*Alıştırma*:
Lütfen aşağıdaki, Rusya ile yeni döneme dair köşe yazısını son cümlesinden sonra sürdürün.

*Verilen Metin*:
Cumhurbaşkanı Erdoğan'ın 9 Ağustus'ta Putin'le yapacağı görüşme bir çok noktada büyük önemli olduğunu belirten Yeni Şafak yazarı Erdal Tanas Karagöl, Rusya ile yeni dönem ne anlama geliyor? başlığıyla köşesine taşıdı.
Temmuz FETÖ darbe girişimi, Türkiye için bir milat oldu. Ekonomiden siyasete, uluslararası ilişkilerden yeni ekonomik entegrasyonlara kadar, Türkiye'de yeni bir dönemin başlangıcı olabilecek değişikliklerin yaşanabileceği bir süreç başlıyor.
Dost ve müttefik ülke olarak bildiğimiz ABD ve ticaretimizin yarısının gerçekleştiği AB ülkelerinin 15 Temmuz darbe girişiminde Türkiye'yi yalnız bırakmaları, hatta darbe girişiminin başarısızlığı sonrasında adeta şaşkınlık yaşamaları ve uzun süre darbe girişimine sessiz kalmaları bu ülkelerle ilişkilerin tamiri zor bir sürece girdiğimizin de bir işareti.
Darbe girişimi karşısında üç maymun oynanırken, AB ülkeleri Türkiye hakkında olumsuz açıklamalar yapmaktan da çekinmiyorlar. Bazı liderler ise, Türkiye'nin adaylık statüsünün durdurulması gibi ifadeler kullanmaktan kendilerini alamıyorlar.

(Veri satırları)

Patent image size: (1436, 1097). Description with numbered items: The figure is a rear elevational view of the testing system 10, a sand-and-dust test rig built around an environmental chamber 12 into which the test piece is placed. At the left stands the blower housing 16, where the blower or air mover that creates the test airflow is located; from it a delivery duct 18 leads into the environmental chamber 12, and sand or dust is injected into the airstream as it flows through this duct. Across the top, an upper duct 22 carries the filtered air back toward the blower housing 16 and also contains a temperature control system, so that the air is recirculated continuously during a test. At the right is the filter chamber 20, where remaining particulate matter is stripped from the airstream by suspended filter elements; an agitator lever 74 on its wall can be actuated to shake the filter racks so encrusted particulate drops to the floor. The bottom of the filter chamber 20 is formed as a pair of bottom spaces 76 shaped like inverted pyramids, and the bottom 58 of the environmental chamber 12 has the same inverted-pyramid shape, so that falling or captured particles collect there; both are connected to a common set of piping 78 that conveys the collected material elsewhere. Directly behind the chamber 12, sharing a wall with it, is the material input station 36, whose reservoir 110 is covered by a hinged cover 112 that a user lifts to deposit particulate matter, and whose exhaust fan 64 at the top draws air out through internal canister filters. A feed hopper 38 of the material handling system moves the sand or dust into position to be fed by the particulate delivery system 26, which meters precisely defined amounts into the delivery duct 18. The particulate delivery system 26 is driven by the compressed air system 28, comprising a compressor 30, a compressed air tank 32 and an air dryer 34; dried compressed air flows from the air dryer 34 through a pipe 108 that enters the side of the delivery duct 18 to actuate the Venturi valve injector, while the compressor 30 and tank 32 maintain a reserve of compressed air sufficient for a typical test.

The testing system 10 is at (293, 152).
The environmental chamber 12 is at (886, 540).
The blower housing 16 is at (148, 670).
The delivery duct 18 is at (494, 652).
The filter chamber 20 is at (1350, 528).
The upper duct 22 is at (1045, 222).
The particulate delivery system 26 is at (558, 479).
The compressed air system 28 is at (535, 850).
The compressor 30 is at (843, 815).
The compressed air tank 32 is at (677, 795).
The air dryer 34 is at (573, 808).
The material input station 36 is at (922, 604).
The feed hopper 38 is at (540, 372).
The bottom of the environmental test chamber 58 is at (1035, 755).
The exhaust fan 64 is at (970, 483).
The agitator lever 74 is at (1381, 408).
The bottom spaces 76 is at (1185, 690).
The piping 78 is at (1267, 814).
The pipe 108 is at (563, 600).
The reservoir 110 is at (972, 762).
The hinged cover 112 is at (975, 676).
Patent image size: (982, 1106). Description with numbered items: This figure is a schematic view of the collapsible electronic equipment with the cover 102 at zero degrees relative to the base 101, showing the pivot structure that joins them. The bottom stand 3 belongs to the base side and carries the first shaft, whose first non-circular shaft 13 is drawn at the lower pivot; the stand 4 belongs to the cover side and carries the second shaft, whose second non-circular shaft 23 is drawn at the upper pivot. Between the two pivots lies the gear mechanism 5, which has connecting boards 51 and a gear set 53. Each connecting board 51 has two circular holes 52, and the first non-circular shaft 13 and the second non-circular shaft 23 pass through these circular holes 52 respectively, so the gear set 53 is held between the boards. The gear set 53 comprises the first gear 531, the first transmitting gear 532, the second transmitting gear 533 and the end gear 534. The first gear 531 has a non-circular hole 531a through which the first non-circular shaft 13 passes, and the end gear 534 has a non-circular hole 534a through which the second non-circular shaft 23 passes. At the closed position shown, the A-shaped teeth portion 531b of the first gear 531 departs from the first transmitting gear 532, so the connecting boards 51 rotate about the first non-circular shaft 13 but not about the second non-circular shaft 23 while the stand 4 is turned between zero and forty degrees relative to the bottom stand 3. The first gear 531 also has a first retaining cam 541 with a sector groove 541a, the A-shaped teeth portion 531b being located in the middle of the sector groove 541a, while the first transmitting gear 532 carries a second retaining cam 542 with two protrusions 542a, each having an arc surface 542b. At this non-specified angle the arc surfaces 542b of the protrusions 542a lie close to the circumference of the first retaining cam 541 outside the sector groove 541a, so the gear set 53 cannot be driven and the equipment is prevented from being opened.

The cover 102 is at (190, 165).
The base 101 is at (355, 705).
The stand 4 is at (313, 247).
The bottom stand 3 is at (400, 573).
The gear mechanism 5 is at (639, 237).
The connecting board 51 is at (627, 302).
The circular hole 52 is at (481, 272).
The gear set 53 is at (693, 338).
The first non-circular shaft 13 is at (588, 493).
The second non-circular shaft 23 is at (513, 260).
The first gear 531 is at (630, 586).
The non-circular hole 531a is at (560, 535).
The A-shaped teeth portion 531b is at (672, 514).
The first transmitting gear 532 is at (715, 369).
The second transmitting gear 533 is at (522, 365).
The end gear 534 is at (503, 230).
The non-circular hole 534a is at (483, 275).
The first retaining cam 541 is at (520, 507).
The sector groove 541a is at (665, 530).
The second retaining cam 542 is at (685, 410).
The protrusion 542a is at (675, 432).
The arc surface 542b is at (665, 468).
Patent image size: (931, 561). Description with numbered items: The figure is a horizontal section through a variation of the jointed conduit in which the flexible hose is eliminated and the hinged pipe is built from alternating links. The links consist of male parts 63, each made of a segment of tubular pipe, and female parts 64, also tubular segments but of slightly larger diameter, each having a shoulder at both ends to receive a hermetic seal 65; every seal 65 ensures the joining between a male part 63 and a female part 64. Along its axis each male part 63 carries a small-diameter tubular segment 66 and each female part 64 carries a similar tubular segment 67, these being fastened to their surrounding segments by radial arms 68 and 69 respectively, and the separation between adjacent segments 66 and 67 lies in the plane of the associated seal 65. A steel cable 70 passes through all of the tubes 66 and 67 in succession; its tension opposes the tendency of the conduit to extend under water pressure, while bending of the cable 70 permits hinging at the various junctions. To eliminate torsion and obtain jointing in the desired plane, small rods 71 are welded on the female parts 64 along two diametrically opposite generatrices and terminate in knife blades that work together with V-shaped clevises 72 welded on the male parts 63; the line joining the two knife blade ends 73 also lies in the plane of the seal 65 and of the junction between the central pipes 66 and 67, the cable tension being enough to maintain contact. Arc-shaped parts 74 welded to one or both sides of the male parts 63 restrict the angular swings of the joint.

*Görev Çıktısı*:
AB ülkeleri ve ABD ile bunlar yaşanırken, Rusya ile yeni bir sayfa açılıyor. Rus savaş uçağının düşürülmesiyle duraklamaya giren siyasi ilişkiler, 15 Temmuz öncesinde düzelme sinyali veriyordu. Darbe girişimi sonrasında, AB ve ABD'nin olumsuz tavrına karşılık, Rusya Türkiye'ye destek verdi.
Cumhurbaşkanı Erdoğan'ın yarın gerçekleşecek Rusya ziyareti, bu desteğin fazlasıyla karşılık bulduğunu ortaya koyuyor. Dolayısıyla, Cumhurbaşkanı Erdoğan'ın ziyareti hem Rusya ile ikili ilişkiler için hem de Türkiye'nin AB ve ABD ilişkilerinin geleceği açısından çok önemli.
PEKİ, CUMHURBAŞKANI ERDOĞAN'IN RUSYA ZİYARETİ NEDEN ÇOK ÖNEMLİ?
* Türkiye, batılı dostlarının darbe girişimi sonrasında takındıkları ikiyüzlü tavırları nedeniyle, batılı dostlarına bu coğrafyada yalnız olmadığını, yeni alternatifler geliştirebileceğini göstermesi açısından önemli.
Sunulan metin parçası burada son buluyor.